§ **Aim of the exercise**: Wherever the string "take" appears, copy the whole line.

— START Records to use —

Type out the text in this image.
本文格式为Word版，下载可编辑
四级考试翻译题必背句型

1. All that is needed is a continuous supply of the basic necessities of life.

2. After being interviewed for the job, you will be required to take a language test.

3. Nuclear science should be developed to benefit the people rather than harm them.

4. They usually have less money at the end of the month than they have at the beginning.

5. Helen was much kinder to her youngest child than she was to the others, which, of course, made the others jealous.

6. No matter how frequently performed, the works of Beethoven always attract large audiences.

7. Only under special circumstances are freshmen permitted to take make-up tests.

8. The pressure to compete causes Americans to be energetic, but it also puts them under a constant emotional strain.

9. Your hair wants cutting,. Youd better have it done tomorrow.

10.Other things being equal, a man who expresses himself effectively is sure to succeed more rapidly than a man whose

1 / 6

— END Records to use —
— START Records to use —

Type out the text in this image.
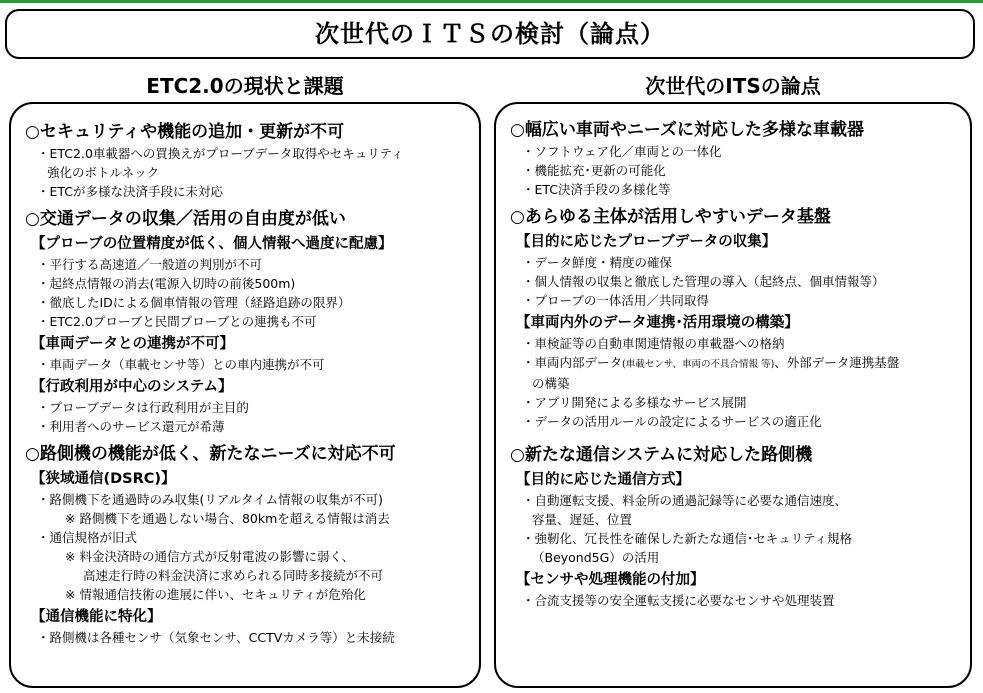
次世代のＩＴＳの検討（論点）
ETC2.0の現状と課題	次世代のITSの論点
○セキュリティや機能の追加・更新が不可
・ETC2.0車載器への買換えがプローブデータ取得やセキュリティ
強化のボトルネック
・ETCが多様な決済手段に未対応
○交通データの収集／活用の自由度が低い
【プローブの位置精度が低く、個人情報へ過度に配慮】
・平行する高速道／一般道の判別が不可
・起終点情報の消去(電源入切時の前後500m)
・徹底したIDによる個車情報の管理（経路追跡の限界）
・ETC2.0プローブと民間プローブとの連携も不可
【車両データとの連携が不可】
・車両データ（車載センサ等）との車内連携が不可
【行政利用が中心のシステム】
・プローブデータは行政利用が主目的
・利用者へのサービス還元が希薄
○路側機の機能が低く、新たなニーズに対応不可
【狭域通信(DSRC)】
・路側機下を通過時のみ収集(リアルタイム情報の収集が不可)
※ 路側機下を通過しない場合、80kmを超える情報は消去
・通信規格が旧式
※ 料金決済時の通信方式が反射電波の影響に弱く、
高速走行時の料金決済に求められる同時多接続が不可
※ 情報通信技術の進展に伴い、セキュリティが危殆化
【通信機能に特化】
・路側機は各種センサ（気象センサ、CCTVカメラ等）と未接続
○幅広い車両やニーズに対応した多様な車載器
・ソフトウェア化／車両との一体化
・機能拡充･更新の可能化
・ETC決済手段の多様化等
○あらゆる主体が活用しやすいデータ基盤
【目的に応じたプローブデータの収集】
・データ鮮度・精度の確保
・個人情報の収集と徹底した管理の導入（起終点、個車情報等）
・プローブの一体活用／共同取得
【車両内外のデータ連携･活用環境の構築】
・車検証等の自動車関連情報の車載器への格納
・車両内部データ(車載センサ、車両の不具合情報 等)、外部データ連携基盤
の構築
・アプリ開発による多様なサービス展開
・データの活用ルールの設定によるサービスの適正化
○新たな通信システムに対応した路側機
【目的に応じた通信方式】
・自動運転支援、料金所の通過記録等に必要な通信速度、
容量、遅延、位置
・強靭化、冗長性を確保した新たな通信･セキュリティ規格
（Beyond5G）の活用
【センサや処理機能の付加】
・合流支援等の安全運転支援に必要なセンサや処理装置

— END Records to use —

§ **Solution to the exercise**:
2. After being interviewed for the job, you will be required to take a language test.
7. Only under special circumstances are freshmen permitted to take make-up tests.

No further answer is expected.